[START MATERIAL PROVIDED]

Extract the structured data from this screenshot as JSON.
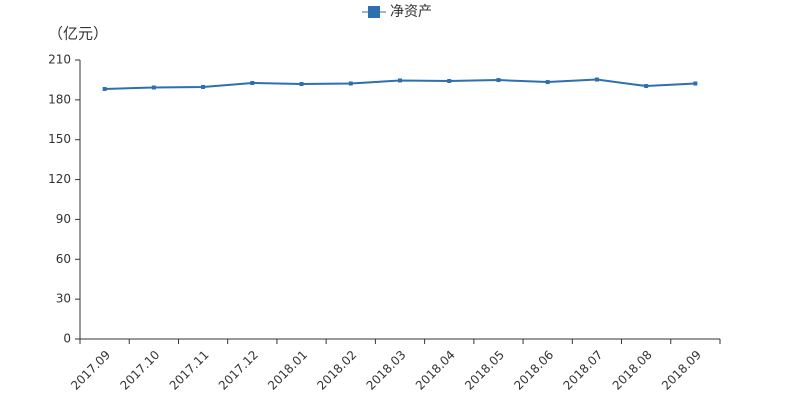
{
  "chart_data": {
    "type": "line",
    "y_label": "（亿元）",
    "categories": [
      "2017.09",
      "2017.10",
      "2017.11",
      "2017.12",
      "2018.01",
      "2018.02",
      "2018.03",
      "2018.04",
      "2018.05",
      "2018.06",
      "2018.07",
      "2018.08",
      "2018.09"
    ],
    "series": [
      {
        "name": "净资产",
        "color": "#2e6fb0",
        "values": [
          188.2,
          189.3,
          189.7,
          192.7,
          191.9,
          192.3,
          194.6,
          194.2,
          194.9,
          193.4,
          195.3,
          190.4,
          192.3
        ]
      }
    ],
    "ylim": [
      0,
      210
    ],
    "yticks": [
      0,
      30,
      60,
      90,
      120,
      150,
      180,
      210
    ],
    "grid": false,
    "legend": "top"
  }
}
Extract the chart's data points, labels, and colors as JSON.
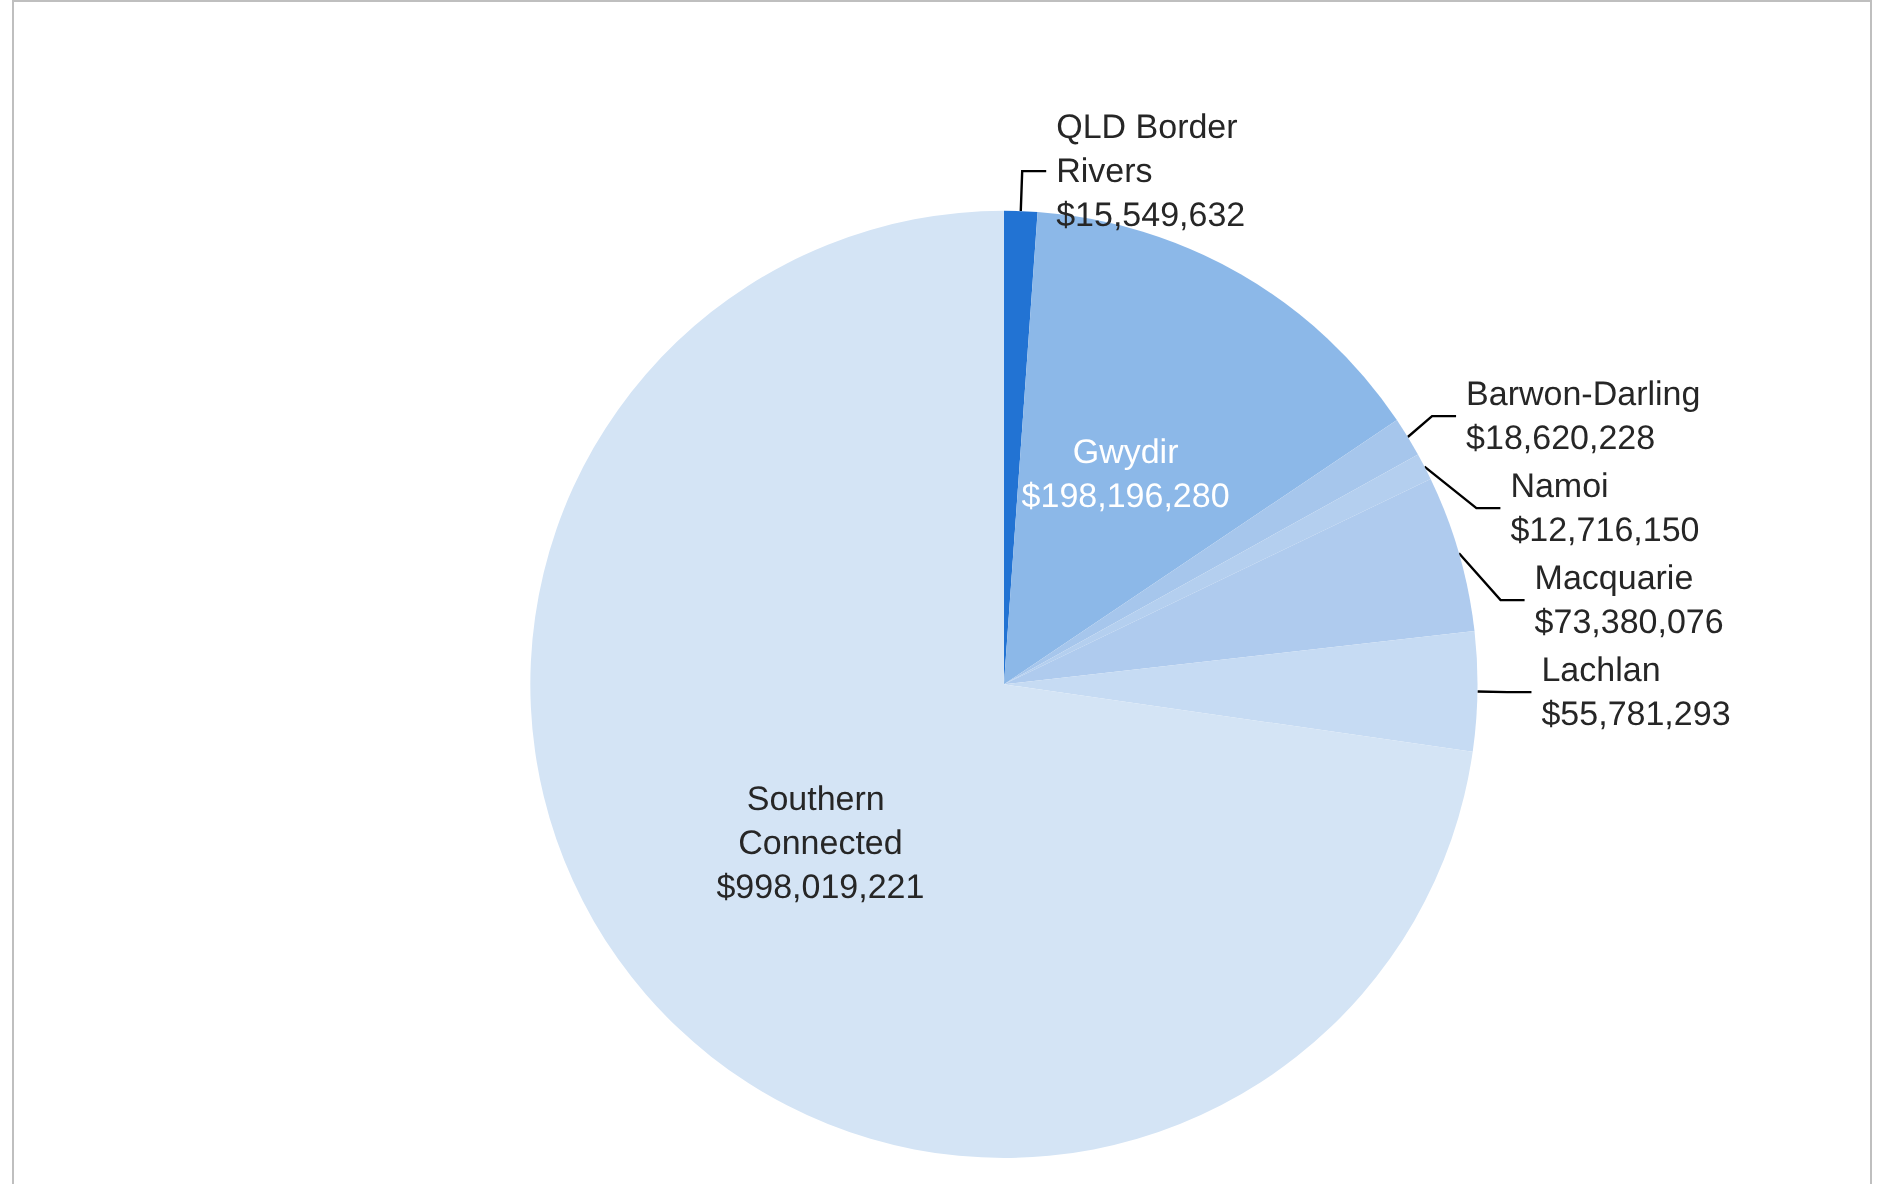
{
  "chart_data": {
    "type": "pie",
    "categories": [
      "QLD Border Rivers",
      "Gwydir",
      "Barwon-Darling",
      "Namoi",
      "Macquarie",
      "Lachlan",
      "Southern Connected"
    ],
    "values": [
      15549632,
      198196280,
      18620228,
      12716150,
      73380076,
      55781293,
      998019221
    ],
    "value_labels": [
      "$15,549,632",
      "$198,196,280",
      "$18,620,228",
      "$12,716,150",
      "$73,380,076",
      "$55,781,293",
      "$998,019,221"
    ],
    "colors": [
      "#2273d3",
      "#8cb8e8",
      "#a6c6ec",
      "#b4cfef",
      "#afcbee",
      "#c6dbf3",
      "#d4e4f5"
    ],
    "legend": false
  }
}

[END MATERIAL PROVIDED]

### PROBLEM DETAILS
Transcribe each entry above exactly, apart from the pictures.

### ANSWER TO THE EXERCISE
Extract the structured data from this screenshot as JSON.
{
  "chart_data": {
    "type": "line",
    "y_label": "（亿元）",
    "categories": [
      "2017.09",
      "2017.10",
      "2017.11",
      "2017.12",
      "2018.01",
      "2018.02",
      "2018.03",
      "2018.04",
      "2018.05",
      "2018.06",
      "2018.07",
      "2018.08",
      "2018.09"
    ],
    "series": [
      {
        "name": "净资产",
        "color": "#2e6fb0",
        "values": [
          188.2,
          189.3,
          189.7,
          192.7,
          191.9,
          192.3,
          194.6,
          194.2,
          194.9,
          193.4,
          195.3,
          190.4,
          192.3
        ]
      }
    ],
    "ylim": [
      0,
      210
    ],
    "yticks": [
      0,
      30,
      60,
      90,
      120,
      150,
      180,
      210
    ],
    "grid": false,
    "legend": "top"
  }
}
Extract the chart's data points, labels, and colors as JSON.
{
  "chart_data": {
    "type": "pie",
    "categories": [
      "QLD Border Rivers",
      "Gwydir",
      "Barwon-Darling",
      "Namoi",
      "Macquarie",
      "Lachlan",
      "Southern Connected"
    ],
    "values": [
      15549632,
      198196280,
      18620228,
      12716150,
      73380076,
      55781293,
      998019221
    ],
    "value_labels": [
      "$15,549,632",
      "$198,196,280",
      "$18,620,228",
      "$12,716,150",
      "$73,380,076",
      "$55,781,293",
      "$998,019,221"
    ],
    "colors": [
      "#2273d3",
      "#8cb8e8",
      "#a6c6ec",
      "#b4cfef",
      "#afcbee",
      "#c6dbf3",
      "#d4e4f5"
    ],
    "legend": false
  }
}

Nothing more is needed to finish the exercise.